Surabaya, ArahJatim.com – Dampak viralnya video penendangan sesajen di Lumajang di kawasan Semeru, kini berbuntut panjang, hal ini setelah DPD Prajanti Hindu Indonesia melaporkan perbuatan tersebut ke Polda Jatim Senin (10/1).
I Ketut Swardana selaku Wakil Ketua Bidang Hukum dan Politik DPD Prajaniti Hindu Indonesia Jatim mengatakan jika laporan tersebut menyikapi penghinaan budaya nusantara dan umat Hindu.
“Kami menyikapi telah terjadinya oknum yang telah melakukan penghinaan terhadap budaya nusantara, khususnya adalah umat Hindu yang ada di Lumajang,” ucapnya saat di Sentra Pelayanan Kepolisian Terpadu (SPKT Polda Jatim).
Ketut mengatakan, sesaji tersebut sebagai bentuk permohonan keselamatan atas erupsinya Gunung Semeru. “Di situ dinodai oleh oknum yang sangat menyakitkan warga Lumajang, khususnya umat Hindu,” katanya.
Baca Juga : Viral, Video Amatir Perlihatkan Seorang Pria Buang Sesaji di Kawasan Bencana Semeru
Dirinya bersama umat Hindu berharap kasus ini dapat segera ditangani oleh Polda Jatim. Ia menyebut untuk mengantisipasi adu domba dan permusuhan antar agama.
“Kami menginginkan dan berharap Polda Jatim lebih serius untuk menangani ini, karena ini akan berdampak nasional. Perlu dicari motivasinya apa melakukan itu, selain membuang, yang kita khawatirkan ada motivasi adu domba antar umat beragama,” jelas Ketut.
“Harapan kami, Bapak Kapolda beserta jajarannya dapat menemukan oknum tersebut, dan mencari apa motivasinya. Itu yang terpenting,” imbuhnya.
-.-.-
■ Perintah Tugas:
Lanjutkan berita di atas tentang laporan penendangan sesajen di kawasan Semeru, dimulai sesudah kalimat terakhirnya.
-.-.-
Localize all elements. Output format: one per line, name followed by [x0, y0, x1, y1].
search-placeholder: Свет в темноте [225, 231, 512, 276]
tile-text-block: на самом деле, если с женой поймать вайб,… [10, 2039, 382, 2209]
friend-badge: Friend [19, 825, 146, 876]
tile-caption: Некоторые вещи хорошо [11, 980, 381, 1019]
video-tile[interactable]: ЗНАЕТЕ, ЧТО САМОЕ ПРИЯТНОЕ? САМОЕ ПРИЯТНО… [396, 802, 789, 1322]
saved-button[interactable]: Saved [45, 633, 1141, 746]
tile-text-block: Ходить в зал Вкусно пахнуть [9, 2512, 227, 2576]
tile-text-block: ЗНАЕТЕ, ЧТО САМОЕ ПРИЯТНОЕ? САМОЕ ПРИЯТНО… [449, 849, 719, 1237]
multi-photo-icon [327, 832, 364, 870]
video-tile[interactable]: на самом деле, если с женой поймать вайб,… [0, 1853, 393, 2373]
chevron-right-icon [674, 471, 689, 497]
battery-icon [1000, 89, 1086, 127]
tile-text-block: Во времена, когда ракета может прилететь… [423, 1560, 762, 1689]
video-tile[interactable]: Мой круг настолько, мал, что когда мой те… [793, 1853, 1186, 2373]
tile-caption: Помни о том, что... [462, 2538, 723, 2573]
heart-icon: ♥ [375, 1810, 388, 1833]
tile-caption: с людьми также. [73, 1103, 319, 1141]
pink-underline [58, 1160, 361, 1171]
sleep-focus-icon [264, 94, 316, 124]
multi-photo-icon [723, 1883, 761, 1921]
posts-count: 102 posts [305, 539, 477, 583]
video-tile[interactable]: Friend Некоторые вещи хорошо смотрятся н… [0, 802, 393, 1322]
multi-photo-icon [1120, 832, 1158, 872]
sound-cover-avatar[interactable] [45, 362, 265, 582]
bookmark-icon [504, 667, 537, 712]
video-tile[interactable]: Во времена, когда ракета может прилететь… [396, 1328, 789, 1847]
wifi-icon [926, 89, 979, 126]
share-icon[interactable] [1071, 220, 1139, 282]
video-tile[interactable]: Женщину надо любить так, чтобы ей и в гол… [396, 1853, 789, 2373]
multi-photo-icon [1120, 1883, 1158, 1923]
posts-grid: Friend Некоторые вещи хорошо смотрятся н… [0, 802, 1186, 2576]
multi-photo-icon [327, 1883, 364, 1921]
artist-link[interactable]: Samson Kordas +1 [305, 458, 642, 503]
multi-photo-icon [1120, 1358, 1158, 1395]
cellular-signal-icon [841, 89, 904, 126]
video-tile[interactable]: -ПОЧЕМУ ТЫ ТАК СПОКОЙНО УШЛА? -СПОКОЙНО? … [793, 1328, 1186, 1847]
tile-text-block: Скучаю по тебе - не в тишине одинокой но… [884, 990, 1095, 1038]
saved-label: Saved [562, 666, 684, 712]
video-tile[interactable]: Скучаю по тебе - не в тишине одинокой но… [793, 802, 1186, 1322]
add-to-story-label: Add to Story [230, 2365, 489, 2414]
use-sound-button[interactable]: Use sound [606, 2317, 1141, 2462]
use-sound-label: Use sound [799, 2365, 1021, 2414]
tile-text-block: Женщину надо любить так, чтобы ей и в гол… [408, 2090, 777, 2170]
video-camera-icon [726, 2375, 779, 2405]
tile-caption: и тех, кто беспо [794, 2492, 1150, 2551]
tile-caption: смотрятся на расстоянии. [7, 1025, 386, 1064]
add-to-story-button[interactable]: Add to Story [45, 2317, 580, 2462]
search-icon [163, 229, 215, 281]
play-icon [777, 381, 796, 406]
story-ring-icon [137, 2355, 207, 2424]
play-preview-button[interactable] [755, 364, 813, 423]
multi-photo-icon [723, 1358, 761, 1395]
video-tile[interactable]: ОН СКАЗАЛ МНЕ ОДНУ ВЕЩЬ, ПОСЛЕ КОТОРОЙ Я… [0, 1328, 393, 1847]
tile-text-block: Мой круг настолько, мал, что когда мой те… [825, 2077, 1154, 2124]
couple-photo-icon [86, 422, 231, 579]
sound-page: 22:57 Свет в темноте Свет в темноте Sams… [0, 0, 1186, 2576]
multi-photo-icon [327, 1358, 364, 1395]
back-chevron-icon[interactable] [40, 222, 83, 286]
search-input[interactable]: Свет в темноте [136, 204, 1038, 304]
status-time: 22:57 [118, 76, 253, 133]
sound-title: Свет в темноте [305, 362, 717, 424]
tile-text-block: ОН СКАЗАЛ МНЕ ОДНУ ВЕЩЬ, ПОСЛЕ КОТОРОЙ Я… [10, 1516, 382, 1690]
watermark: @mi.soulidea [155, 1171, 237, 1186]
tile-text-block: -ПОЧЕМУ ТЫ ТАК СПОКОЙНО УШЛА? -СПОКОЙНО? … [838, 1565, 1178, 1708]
-.-.-
■ Jawaban Soal:
Ketut menyayangkan tindakan tersebut lantaran selama ini dirinya bersama umat Hindu lainnya merasakan toleransi yang amat tinggi di Jawa Timur.
“Dengan kejadian ini, kami berharap umat Hindu di Jawa Timur tidak menyikapinya secara berlebihan terhadap kasus ini. Biarkan kami yang mencari keadilan untuk saudara-saudara kami,” katanya.
Saat disinggung mengenai identitas oknum pelaku pembuangan sesaji, Ketut mengatakan jika oknum berasal dari Lombok dan sedang menjadi relawan di Lumajang.
“Setelah kami telusuri dengan tim, kami menemukan bukan orang Lumajang. Dia mahasiswa yang mungkin relawan atau pura-pura menjadi relawan. Kalau lihat datanya dia dari Lombok Timur,” bebernya.
Baca Juga : Muswil II IKA PMII Jatim, Sejumlah Politisi Muncul Sebagai Calon Ketua
Sementara itu, Kabid Humas Polda Jawa Timur, Kombes Pol Gatot Repli Handoko membenarkan laporan terhadap oknum pembuang sesaji yang viral itu.
“Iya benar, sudah ada yang membuat laporan, dan pelaku masih dalam penyelidikan,” jelasnya.
Video viral tersebut diketahui diunggah oleh akun Twitter @setiawan3833 pada Sabtu (8/1/2022).
Dalam video terekam seorang pria membuang dan menendang sesajen yang diduga ruwatan warga di lokasi erupsi Semeru.